_WORK TO DO:_
Retype the entries word for word, from the first line down through the line containing "cell-a10[interactable]: 孙俪 <box>36".

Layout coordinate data
......

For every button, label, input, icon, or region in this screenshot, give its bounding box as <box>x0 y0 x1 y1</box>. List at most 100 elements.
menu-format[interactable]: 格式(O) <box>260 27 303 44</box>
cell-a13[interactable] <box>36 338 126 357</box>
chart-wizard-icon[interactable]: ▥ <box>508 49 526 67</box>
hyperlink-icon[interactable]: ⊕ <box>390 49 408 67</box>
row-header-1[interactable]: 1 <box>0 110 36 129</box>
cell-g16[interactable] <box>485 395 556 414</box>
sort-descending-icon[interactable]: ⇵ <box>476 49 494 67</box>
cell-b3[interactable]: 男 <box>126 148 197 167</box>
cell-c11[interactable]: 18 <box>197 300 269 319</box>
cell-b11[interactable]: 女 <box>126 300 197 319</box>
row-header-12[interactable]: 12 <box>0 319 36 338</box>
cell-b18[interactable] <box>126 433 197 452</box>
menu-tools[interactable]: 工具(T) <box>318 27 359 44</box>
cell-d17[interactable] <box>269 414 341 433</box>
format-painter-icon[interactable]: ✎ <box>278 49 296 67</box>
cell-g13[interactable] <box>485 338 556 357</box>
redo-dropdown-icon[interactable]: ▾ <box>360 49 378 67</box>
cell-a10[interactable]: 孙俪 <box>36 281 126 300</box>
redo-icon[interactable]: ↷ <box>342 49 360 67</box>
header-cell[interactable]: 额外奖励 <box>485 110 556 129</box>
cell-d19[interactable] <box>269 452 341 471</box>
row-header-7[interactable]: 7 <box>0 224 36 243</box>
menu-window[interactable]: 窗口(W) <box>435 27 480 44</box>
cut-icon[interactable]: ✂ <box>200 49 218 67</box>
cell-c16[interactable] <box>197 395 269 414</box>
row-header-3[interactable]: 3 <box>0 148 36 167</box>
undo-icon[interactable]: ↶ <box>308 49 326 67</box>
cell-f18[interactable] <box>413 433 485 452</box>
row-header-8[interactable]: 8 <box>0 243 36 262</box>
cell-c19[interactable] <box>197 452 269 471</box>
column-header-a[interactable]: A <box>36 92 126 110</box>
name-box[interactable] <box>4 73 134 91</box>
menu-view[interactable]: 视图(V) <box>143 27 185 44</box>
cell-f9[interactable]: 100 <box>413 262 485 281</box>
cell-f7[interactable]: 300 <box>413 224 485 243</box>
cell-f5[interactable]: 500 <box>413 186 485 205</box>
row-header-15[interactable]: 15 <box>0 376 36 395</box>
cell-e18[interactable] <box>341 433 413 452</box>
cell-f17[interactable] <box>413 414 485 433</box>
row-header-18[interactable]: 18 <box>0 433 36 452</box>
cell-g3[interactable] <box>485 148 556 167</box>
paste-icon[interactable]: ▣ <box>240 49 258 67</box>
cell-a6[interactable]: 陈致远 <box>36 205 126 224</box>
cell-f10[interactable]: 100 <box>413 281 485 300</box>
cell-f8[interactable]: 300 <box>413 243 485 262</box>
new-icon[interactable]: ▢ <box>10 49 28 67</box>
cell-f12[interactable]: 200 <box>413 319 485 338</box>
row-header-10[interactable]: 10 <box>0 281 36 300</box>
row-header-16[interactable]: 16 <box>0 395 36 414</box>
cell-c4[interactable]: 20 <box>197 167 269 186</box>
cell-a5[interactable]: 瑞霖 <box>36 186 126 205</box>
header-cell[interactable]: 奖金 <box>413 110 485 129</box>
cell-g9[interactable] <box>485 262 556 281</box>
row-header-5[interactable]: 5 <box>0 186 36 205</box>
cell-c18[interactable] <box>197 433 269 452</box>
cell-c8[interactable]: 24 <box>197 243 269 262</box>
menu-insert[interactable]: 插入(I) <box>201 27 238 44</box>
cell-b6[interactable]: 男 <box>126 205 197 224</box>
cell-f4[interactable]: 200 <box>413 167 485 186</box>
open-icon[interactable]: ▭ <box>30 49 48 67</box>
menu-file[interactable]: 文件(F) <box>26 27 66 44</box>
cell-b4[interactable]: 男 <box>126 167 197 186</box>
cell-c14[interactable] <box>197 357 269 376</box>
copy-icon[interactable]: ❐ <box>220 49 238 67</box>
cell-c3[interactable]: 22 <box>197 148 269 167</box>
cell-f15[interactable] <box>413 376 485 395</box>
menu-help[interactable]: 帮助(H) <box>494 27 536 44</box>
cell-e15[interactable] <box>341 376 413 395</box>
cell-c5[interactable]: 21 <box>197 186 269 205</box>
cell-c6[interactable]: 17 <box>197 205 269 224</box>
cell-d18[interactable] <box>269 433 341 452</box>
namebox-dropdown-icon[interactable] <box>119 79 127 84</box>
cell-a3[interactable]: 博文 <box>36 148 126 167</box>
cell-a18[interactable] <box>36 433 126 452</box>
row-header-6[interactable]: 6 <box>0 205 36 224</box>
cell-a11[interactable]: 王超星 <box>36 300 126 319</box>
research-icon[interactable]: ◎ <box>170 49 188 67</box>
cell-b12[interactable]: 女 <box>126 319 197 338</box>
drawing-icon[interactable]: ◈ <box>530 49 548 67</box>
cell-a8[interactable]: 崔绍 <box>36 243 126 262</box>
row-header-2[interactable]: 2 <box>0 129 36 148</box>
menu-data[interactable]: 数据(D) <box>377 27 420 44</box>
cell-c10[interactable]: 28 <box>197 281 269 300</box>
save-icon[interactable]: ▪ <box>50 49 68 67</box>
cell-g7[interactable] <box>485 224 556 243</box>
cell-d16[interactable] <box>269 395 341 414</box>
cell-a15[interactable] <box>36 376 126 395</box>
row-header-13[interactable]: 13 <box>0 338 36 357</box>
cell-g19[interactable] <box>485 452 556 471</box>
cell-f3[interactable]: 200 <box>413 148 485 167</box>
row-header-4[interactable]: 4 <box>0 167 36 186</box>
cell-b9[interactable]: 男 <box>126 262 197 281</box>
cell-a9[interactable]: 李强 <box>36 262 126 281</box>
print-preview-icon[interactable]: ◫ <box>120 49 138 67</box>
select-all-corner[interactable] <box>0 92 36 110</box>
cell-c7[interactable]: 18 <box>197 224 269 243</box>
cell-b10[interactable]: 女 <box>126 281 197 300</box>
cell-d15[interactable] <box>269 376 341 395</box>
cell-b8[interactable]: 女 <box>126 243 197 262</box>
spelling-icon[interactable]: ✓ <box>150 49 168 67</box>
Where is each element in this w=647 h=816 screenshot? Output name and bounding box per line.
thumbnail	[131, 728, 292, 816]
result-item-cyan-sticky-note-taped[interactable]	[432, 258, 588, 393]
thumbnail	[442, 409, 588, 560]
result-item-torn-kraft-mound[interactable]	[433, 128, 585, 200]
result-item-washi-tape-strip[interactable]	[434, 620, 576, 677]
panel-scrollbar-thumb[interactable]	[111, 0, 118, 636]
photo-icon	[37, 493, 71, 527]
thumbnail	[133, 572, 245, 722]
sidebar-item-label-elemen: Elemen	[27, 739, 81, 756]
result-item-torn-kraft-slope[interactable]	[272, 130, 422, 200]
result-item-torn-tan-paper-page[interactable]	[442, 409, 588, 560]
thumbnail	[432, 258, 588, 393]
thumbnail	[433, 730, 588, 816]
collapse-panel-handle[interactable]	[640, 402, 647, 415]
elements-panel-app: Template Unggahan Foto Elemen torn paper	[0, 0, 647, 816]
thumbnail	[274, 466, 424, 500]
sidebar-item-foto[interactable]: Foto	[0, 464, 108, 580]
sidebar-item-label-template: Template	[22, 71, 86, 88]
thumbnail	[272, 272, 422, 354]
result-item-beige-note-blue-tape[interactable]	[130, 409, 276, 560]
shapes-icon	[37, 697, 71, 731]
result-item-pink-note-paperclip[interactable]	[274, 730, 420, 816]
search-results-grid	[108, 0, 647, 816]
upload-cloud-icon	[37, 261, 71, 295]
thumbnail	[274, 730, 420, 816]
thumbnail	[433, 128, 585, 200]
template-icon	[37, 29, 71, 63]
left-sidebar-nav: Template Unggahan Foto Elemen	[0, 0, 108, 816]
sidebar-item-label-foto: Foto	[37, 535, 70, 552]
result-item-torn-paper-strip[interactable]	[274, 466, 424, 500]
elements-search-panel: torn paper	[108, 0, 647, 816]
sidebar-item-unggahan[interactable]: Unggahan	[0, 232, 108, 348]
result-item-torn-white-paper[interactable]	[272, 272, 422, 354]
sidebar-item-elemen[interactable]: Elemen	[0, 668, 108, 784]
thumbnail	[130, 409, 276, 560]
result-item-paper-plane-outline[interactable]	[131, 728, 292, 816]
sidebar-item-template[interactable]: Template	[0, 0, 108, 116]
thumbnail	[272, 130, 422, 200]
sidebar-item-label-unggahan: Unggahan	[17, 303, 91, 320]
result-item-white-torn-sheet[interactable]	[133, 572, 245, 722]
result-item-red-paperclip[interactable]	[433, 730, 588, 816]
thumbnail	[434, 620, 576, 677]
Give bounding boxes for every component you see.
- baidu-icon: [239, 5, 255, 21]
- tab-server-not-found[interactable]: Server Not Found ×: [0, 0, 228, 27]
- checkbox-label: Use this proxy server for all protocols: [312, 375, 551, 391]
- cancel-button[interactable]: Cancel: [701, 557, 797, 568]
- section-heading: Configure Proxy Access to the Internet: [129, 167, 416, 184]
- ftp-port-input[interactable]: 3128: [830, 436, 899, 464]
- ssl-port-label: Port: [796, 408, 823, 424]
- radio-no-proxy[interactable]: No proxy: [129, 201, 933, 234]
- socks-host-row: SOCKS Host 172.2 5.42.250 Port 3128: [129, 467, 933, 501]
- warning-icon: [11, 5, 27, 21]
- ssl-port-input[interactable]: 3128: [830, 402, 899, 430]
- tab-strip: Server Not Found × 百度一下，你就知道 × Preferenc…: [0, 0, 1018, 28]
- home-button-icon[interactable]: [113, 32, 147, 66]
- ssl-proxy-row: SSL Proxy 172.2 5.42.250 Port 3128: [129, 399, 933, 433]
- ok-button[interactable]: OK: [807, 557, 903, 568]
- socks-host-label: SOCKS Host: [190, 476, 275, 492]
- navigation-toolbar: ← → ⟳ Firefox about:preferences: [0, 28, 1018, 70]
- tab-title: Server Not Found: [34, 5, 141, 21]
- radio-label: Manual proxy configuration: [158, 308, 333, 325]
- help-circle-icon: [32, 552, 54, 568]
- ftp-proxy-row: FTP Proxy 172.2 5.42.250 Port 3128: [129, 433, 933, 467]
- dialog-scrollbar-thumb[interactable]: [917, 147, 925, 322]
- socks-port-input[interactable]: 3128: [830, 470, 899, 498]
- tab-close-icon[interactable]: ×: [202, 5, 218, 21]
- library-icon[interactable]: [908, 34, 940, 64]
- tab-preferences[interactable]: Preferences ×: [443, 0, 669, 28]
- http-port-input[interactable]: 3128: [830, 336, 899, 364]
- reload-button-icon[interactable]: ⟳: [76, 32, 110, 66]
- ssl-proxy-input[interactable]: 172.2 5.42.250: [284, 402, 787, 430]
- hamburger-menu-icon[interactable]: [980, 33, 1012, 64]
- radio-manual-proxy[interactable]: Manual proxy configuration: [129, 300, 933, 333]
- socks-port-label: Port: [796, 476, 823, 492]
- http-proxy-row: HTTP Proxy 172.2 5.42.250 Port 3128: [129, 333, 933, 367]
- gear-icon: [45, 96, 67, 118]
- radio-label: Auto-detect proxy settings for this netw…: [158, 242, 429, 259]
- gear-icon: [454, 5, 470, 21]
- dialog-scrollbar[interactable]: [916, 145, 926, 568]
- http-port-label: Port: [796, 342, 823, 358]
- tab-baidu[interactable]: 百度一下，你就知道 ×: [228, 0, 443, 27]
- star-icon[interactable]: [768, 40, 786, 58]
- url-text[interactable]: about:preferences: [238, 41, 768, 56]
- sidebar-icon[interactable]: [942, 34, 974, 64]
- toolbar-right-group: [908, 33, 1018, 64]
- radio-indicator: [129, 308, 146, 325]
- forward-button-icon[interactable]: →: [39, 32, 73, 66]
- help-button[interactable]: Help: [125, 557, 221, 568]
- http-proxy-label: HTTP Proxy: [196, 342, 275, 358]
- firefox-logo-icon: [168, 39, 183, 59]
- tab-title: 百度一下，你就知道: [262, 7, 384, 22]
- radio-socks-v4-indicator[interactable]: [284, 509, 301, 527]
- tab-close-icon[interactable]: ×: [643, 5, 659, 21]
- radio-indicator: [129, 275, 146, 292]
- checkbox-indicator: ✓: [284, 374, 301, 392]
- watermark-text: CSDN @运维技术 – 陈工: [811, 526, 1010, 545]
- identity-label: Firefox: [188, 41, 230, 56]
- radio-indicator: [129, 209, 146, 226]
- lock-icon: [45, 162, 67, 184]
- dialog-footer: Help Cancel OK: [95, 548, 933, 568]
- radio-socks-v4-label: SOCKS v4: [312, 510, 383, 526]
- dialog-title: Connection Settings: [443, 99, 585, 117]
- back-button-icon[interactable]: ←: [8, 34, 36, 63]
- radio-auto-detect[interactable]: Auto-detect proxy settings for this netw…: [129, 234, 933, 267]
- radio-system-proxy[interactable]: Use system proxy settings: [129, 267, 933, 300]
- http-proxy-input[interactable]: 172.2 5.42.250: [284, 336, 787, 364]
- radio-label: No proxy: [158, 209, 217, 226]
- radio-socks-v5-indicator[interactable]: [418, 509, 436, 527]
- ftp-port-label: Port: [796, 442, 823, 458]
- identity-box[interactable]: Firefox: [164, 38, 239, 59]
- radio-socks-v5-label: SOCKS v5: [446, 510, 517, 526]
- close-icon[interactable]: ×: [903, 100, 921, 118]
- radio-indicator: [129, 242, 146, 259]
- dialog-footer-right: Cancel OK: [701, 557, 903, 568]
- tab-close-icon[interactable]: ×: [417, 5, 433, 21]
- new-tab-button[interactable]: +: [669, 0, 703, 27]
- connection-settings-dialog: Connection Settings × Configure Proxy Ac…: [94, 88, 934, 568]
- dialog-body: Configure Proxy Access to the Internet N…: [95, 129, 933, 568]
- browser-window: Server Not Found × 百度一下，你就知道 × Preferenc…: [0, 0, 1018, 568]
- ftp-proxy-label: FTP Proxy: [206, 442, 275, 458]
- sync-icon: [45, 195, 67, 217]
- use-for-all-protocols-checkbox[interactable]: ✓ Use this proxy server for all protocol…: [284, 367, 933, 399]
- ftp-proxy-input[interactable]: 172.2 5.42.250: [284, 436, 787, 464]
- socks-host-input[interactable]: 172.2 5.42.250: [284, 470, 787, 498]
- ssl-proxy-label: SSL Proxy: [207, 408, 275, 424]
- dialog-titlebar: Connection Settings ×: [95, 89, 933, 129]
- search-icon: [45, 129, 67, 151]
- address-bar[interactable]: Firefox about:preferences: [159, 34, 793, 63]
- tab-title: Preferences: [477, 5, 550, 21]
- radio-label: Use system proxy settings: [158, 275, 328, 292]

......

_FINISHED TASK:_
For every button, label, input, icon, or region in this screenshot, give its bounding box as <box>x0 y0 x1 y1</box>. List at most 100 elements.
menu-format[interactable]: 格式(O) <box>260 27 303 44</box>
cell-a13[interactable] <box>36 338 126 357</box>
chart-wizard-icon[interactable]: ▥ <box>508 49 526 67</box>
hyperlink-icon[interactable]: ⊕ <box>390 49 408 67</box>
row-header-1[interactable]: 1 <box>0 110 36 129</box>
cell-g16[interactable] <box>485 395 556 414</box>
sort-descending-icon[interactable]: ⇵ <box>476 49 494 67</box>
cell-b3[interactable]: 男 <box>126 148 197 167</box>
cell-c11[interactable]: 18 <box>197 300 269 319</box>
cell-b11[interactable]: 女 <box>126 300 197 319</box>
row-header-12[interactable]: 12 <box>0 319 36 338</box>
cell-b18[interactable] <box>126 433 197 452</box>
menu-tools[interactable]: 工具(T) <box>318 27 359 44</box>
cell-d17[interactable] <box>269 414 341 433</box>
format-painter-icon[interactable]: ✎ <box>278 49 296 67</box>
cell-g13[interactable] <box>485 338 556 357</box>
redo-dropdown-icon[interactable]: ▾ <box>360 49 378 67</box>
cell-a10[interactable]: 孙俪 <box>36 281 126 300</box>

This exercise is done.